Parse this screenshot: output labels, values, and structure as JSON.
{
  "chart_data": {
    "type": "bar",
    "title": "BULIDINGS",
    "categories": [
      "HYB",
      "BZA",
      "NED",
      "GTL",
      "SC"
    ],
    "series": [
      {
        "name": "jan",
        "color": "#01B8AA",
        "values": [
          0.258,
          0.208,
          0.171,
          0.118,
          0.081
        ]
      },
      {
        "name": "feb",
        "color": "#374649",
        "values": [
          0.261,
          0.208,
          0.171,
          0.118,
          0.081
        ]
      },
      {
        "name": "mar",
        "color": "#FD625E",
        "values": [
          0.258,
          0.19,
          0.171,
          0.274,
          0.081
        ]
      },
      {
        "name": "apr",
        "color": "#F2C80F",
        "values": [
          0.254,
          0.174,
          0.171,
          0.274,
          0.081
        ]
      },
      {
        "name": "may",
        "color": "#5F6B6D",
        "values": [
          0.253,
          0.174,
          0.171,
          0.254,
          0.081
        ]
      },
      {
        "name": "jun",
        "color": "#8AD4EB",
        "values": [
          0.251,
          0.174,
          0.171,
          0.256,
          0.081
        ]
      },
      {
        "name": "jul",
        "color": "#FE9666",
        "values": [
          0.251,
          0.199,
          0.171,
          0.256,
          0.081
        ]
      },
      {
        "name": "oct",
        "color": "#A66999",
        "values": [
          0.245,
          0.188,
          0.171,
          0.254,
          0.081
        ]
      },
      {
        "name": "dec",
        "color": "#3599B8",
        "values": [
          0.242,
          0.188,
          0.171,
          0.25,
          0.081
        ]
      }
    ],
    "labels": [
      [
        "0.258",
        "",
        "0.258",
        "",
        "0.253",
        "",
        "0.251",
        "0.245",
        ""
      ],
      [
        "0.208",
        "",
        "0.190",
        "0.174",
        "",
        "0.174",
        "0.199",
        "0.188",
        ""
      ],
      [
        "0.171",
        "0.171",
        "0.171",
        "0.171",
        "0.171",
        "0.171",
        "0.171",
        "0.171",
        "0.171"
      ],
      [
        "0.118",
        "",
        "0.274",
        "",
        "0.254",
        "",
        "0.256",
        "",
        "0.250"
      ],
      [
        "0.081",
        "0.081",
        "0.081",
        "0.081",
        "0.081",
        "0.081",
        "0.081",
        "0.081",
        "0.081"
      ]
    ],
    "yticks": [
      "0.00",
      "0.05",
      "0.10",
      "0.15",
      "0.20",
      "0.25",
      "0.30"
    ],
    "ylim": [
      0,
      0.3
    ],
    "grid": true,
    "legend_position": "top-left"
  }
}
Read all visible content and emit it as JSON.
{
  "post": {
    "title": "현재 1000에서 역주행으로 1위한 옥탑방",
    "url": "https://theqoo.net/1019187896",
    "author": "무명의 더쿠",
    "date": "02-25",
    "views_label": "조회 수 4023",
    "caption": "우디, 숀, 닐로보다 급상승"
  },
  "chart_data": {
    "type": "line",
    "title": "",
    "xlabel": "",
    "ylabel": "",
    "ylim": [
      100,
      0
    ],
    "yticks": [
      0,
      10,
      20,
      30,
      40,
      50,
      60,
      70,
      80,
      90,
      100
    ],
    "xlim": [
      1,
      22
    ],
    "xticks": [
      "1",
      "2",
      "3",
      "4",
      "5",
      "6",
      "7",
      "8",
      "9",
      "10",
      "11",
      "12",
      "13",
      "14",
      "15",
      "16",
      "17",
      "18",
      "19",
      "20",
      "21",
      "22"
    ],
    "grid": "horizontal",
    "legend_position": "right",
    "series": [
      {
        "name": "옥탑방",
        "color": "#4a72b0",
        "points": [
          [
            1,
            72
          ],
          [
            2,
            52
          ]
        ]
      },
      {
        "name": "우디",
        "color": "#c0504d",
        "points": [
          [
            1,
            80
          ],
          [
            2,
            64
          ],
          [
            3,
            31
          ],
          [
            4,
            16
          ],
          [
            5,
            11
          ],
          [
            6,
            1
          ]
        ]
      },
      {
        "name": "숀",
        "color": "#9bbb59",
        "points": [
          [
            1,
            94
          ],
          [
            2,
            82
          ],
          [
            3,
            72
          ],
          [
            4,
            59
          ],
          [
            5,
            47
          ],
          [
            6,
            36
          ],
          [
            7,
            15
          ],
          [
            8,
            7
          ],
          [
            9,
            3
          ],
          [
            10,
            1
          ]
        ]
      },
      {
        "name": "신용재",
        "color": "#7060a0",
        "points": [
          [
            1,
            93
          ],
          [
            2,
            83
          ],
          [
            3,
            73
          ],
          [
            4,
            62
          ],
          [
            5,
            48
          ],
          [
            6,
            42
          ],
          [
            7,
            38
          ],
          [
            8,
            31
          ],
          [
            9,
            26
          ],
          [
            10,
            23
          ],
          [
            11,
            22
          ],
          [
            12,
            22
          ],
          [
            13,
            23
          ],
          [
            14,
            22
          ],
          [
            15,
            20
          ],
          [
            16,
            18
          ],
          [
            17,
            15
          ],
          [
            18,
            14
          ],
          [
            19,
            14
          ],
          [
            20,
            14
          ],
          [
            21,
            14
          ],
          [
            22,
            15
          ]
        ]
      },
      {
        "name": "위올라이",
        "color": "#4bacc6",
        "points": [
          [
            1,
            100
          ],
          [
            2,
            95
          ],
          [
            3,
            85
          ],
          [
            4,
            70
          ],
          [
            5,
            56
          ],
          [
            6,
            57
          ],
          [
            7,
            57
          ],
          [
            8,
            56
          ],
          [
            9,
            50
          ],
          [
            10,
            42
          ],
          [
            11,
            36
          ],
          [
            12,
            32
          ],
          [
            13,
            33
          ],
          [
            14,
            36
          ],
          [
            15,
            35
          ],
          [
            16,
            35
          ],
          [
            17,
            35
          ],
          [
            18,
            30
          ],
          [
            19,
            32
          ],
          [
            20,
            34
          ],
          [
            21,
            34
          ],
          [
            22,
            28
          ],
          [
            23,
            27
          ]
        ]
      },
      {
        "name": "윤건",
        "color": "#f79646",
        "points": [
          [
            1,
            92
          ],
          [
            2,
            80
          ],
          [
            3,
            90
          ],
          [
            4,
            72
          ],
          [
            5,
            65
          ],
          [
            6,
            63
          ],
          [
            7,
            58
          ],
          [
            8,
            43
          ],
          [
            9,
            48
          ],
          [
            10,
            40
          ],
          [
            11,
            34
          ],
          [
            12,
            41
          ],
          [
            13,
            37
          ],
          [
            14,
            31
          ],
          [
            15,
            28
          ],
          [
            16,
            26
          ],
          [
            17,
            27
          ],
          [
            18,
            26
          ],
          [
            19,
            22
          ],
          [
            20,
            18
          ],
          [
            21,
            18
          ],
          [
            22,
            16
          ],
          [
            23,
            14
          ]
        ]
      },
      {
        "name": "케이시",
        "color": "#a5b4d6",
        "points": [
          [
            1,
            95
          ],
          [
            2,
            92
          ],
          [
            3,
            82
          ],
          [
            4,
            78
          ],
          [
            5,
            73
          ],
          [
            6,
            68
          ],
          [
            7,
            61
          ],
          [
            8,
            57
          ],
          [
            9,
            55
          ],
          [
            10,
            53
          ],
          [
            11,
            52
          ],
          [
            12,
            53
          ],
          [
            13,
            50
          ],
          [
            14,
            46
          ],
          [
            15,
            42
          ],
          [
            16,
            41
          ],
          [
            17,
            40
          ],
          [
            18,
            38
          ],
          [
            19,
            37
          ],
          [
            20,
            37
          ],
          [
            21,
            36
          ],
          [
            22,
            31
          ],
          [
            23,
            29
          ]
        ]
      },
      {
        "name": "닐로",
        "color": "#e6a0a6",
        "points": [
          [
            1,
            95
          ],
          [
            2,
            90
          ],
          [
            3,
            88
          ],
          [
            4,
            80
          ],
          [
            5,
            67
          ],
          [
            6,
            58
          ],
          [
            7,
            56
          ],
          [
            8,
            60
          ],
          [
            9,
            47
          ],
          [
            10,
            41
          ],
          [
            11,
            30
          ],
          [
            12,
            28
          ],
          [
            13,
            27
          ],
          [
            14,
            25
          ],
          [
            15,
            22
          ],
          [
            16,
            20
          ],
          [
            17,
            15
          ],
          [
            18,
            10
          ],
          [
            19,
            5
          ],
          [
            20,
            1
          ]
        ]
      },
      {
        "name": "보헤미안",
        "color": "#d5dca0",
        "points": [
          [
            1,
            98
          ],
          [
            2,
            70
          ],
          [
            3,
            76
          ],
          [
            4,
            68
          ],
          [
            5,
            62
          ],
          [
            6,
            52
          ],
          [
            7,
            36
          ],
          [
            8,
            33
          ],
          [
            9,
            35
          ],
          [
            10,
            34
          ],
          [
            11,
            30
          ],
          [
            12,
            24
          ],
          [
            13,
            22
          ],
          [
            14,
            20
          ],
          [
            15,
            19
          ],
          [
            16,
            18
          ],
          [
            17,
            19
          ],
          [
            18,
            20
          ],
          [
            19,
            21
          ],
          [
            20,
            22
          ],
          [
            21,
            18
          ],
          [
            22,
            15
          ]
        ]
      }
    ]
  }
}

━━━━

### What is needed
In the entries above, find every line holding the word "labels" and copy it out.

### Correct result
Parse this screenshot: output labels, values, and structure as JSON.
    "labels": [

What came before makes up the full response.